▶ _What you need to do_
How many lines of these entries hold the string "like"? Answer with the number alone.

··· Supplied data ···

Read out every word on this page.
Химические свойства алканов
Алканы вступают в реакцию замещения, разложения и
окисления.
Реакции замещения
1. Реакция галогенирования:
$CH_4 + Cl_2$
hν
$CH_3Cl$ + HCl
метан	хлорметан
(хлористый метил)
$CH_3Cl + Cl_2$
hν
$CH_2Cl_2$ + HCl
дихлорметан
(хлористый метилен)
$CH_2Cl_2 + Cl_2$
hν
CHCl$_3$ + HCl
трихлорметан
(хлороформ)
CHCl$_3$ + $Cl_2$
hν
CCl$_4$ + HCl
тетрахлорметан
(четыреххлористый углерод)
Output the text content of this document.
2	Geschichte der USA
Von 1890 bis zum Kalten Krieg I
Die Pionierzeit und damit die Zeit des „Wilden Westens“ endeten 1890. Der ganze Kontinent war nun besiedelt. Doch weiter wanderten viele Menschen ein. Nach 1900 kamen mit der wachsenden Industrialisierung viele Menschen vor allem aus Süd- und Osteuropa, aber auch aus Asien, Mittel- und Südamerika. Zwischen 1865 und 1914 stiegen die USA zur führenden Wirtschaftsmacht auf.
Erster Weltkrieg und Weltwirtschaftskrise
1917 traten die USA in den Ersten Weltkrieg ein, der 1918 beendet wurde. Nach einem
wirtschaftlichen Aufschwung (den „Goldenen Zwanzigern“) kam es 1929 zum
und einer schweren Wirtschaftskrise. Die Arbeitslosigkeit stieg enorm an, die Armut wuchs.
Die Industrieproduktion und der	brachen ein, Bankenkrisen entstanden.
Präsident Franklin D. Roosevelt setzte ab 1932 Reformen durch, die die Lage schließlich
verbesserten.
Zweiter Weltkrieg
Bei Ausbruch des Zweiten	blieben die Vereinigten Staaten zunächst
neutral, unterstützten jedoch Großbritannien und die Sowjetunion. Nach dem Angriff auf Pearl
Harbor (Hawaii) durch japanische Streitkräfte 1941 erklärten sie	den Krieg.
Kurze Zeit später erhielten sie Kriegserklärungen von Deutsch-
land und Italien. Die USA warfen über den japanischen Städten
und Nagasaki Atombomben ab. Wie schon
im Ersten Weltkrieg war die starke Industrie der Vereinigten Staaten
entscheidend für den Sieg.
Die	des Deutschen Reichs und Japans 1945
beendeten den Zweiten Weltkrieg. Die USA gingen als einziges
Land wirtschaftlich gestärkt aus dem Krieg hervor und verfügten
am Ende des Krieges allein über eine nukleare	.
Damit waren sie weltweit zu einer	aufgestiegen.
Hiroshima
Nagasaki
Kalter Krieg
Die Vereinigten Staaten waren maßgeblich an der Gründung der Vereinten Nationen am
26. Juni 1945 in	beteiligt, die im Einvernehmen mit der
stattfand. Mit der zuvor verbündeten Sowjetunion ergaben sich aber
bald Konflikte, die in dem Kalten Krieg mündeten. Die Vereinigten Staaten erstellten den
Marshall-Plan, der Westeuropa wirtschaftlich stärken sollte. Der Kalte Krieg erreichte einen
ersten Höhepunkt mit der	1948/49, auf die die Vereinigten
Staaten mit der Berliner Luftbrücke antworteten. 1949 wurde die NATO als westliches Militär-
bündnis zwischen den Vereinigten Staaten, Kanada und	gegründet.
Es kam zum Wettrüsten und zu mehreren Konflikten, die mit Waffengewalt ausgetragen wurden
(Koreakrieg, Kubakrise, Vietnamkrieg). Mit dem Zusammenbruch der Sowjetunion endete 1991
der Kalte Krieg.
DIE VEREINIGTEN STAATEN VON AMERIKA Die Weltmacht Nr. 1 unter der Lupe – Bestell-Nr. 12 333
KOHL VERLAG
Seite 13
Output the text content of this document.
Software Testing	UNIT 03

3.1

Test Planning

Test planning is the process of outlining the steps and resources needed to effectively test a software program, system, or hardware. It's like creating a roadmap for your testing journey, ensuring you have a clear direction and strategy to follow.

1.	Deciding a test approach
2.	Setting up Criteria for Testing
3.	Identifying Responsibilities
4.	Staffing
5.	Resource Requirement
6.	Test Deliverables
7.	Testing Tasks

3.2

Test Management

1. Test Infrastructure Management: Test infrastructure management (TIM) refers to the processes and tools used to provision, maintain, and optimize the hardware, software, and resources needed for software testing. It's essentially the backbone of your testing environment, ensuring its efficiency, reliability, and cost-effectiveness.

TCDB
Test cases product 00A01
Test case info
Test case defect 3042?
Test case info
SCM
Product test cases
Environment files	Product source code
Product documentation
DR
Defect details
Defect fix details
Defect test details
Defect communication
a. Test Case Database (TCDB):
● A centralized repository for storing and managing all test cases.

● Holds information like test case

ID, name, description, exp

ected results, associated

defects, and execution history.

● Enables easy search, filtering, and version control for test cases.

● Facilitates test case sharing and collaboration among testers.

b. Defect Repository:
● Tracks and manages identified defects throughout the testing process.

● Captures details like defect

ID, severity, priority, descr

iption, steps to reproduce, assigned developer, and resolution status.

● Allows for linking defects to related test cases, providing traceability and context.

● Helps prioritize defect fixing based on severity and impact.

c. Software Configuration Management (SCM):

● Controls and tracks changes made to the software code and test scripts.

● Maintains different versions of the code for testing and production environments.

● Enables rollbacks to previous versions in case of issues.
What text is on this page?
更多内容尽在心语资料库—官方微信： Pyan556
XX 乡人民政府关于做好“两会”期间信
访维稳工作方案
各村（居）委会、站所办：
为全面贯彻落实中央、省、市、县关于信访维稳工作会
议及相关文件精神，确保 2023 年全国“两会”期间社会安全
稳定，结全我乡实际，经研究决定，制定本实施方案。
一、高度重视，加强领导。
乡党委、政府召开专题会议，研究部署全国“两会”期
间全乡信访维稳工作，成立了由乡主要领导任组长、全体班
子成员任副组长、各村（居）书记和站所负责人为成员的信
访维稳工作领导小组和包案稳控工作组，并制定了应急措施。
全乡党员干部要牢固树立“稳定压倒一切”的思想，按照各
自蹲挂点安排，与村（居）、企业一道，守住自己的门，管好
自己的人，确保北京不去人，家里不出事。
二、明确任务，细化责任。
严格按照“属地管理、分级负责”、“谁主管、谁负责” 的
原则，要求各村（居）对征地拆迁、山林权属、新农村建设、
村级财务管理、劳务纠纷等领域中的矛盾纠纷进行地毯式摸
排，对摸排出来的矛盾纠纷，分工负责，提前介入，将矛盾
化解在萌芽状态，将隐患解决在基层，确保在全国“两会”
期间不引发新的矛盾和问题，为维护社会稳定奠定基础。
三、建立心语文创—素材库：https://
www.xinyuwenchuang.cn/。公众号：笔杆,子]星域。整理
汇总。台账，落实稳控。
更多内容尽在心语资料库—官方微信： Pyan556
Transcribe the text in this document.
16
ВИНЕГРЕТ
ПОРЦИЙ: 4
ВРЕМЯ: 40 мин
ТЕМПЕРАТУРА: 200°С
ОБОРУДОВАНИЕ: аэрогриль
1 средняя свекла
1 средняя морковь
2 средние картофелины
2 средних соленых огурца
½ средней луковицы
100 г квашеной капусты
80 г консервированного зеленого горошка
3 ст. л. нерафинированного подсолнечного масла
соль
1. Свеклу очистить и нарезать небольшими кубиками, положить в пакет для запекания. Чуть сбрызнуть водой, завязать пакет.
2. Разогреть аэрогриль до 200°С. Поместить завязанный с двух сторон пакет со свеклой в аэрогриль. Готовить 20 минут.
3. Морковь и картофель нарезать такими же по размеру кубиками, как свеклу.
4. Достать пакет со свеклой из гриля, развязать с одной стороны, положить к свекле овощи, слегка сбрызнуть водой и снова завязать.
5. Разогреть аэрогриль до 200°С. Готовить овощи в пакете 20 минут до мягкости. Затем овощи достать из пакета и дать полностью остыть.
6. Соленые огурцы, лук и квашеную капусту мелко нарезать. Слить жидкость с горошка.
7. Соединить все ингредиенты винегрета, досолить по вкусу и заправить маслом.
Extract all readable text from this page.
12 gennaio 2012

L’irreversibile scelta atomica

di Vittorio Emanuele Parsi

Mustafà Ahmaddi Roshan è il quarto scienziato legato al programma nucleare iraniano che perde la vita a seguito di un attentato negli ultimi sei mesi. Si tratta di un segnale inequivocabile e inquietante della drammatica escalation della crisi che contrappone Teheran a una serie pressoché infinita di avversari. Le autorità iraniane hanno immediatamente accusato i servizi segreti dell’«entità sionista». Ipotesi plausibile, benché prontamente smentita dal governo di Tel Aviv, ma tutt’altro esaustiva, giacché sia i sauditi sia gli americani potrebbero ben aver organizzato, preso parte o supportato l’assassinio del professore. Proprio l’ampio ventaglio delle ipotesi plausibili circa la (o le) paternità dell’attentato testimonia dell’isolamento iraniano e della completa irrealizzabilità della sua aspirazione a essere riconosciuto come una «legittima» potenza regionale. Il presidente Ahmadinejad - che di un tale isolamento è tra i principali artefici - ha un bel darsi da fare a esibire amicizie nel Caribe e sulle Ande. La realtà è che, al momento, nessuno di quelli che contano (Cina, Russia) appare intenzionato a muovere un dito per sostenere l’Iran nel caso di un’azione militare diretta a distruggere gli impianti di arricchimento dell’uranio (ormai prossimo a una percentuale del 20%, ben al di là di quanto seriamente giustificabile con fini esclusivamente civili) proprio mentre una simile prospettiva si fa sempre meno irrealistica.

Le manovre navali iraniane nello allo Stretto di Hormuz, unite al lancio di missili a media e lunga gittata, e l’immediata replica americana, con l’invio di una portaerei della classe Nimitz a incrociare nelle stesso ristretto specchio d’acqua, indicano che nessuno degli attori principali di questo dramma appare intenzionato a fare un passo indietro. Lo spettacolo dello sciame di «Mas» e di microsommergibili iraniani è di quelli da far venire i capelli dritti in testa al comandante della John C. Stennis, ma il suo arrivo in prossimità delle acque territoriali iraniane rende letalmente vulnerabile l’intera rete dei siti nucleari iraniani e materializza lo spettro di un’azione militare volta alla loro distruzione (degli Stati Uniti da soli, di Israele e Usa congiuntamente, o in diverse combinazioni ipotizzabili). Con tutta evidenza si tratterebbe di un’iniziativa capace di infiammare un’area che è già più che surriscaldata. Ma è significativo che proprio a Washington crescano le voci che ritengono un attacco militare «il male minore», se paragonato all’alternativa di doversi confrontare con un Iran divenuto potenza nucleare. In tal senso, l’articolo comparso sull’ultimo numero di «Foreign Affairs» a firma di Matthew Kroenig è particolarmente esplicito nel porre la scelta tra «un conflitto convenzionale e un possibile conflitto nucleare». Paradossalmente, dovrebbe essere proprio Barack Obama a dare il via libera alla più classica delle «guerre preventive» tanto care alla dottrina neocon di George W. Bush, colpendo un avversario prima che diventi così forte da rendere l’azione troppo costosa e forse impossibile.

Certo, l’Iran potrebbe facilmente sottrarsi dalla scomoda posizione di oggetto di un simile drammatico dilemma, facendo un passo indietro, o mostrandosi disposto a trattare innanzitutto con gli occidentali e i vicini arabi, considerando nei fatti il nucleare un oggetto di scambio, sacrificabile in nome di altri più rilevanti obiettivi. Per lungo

···

▶ _In response_
3